The data:
- - - -

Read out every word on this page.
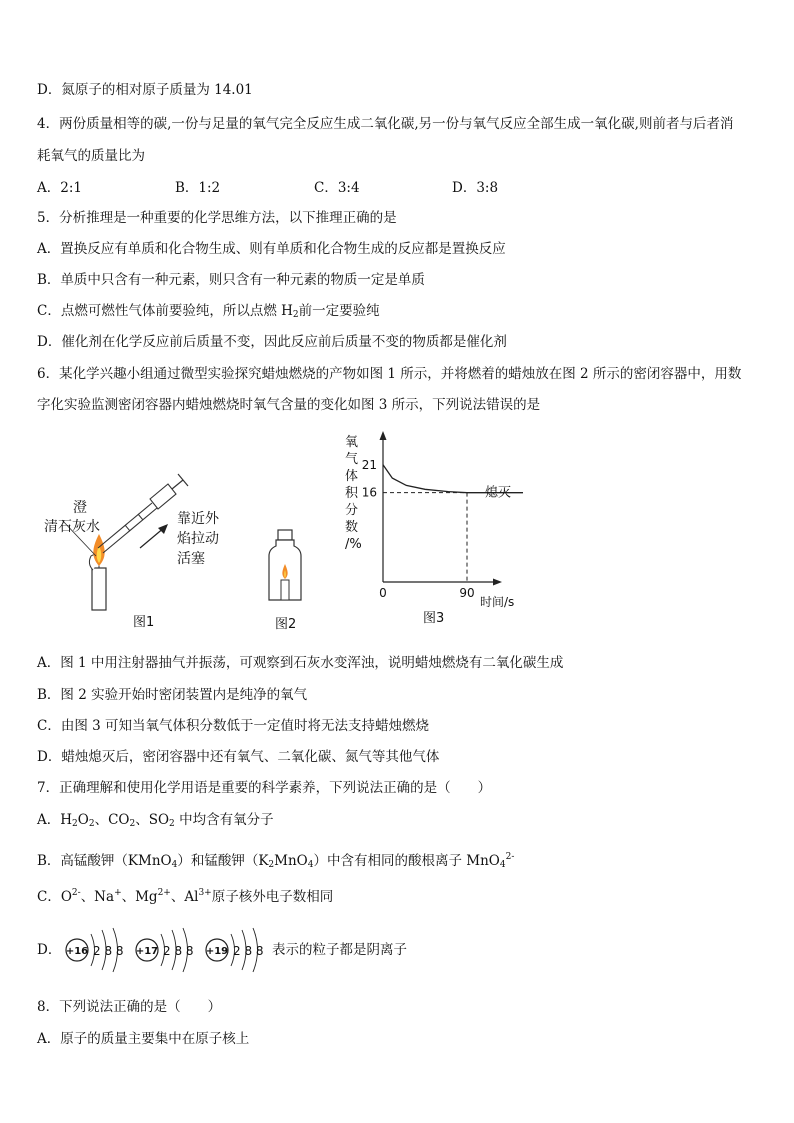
D．氮原子的相对原子质量为 14.01
4．两份质量相等的碳,一份与足量的氧气完全反应生成二氧化碳,另一份与氧气反应全部生成一氧化碳,则前者与后者消
耗氧气的质量比为
A．2:1	B．1:2	C．3:4	D．3:8
5．分析推理是一种重要的化学思维方法，以下推理正确的是
A．置换反应有单质和化合物生成、则有单质和化合物生成的反应都是置换反应
B．单质中只含有一种元素，则只含有一种元素的物质一定是单质
C．点燃可燃性气体前要验纯，所以点燃 $H_2$前一定要验纯
D．催化剂在化学反应前后质量不变，因此反应前后质量不变的物质都是催化剂
6．某化学兴趣小组通过微型实验探究蜡烛燃烧的产物如图 1 所示，并将燃着的蜡烛放在图 2 所示的密闭容器中，用数
字化实验监测密闭容器内蜡烛燃烧时氧气含量的变化如图 3 所示，下列说法错误的是
澄
清石灰水	靠近外
焰拉动
活塞
图1	图2
氧
气
体
积
分
数
/%
21
16
0	90
熄灭
时间/s
图3
A．图 1 中用注射器抽气并振荡，可观察到石灰水变浑浊，说明蜡烛燃烧有二氧化碳生成
B．图 2 实验开始时密闭装置内是纯净的氧气
C．由图 3 可知当氧气体积分数低于一定值时将无法支持蜡烛燃烧
D．蜡烛熄灭后，密闭容器中还有氧气、二氧化碳、氮气等其他气体
7．正确理解和使用化学用语是重要的科学素养，下列说法正确的是（　　）
A．$H_2O_2$、$CO_2$、$SO_2$ 中均含有氧分子
B．高锰酸钾（KMnO$_4$）和锰酸钾$(K_2MnO_4)$中含有相同的酸根离子 MnO$_4^{2-}$
C．$O^{2-}$、Na+、$Mg^{2+}$、$Al^{3+}$原子核外电子数相同
D． +16 2 8 8 +17 2 8 8 +19 2 8 8 表示的粒子都是阴离子
8．下列说法正确的是（　　）
A．原子的质量主要集中在原子核上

- - - -

Work to do: Transcribe all entries above exactly. Drop the pictures.

Written answer:
Read out every word on this page.
D．氮原子的相对原子质量为 14.01
4．两份质量相等的碳,一份与足量的氧气完全反应生成二氧化碳,另一份与氧气反应全部生成一氧化碳,则前者与后者消
耗氧气的质量比为
A．2:1	B．1:2	C．3:4	D．3:8
5．分析推理是一种重要的化学思维方法，以下推理正确的是
A．置换反应有单质和化合物生成、则有单质和化合物生成的反应都是置换反应
B．单质中只含有一种元素，则只含有一种元素的物质一定是单质
C．点燃可燃性气体前要验纯，所以点燃 $H_2$前一定要验纯
D．催化剂在化学反应前后质量不变，因此反应前后质量不变的物质都是催化剂
6．某化学兴趣小组通过微型实验探究蜡烛燃烧的产物如图 1 所示，并将燃着的蜡烛放在图 2 所示的密闭容器中，用数
字化实验监测密闭容器内蜡烛燃烧时氧气含量的变化如图 3 所示，下列说法错误的是
澄
清石灰水	靠近外
焰拉动
活塞
图1	图2
氧
气
体
积
分
数
/%
21
16
0	90
熄灭
时间/s
图3
A．图 1 中用注射器抽气并振荡，可观察到石灰水变浑浊，说明蜡烛燃烧有二氧化碳生成
B．图 2 实验开始时密闭装置内是纯净的氧气
C．由图 3 可知当氧气体积分数低于一定值时将无法支持蜡烛燃烧
D．蜡烛熄灭后，密闭容器中还有氧气、二氧化碳、氮气等其他气体
7．正确理解和使用化学用语是重要的科学素养，下列说法正确的是（　　）
A．$H_2O_2$、$CO_2$、$SO_2$ 中均含有氧分子
B．高锰酸钾（KMnO$_4$）和锰酸钾$(K_2MnO_4)$中含有相同的酸根离子 MnO$_4^{2-}$
C．$O^{2-}$、Na+、$Mg^{2+}$、$Al^{3+}$原子核外电子数相同
D． +16 2 8 8 +17 2 8 8 +19 2 8 8 表示的粒子都是阴离子
8．下列说法正确的是（　　）
A．原子的质量主要集中在原子核上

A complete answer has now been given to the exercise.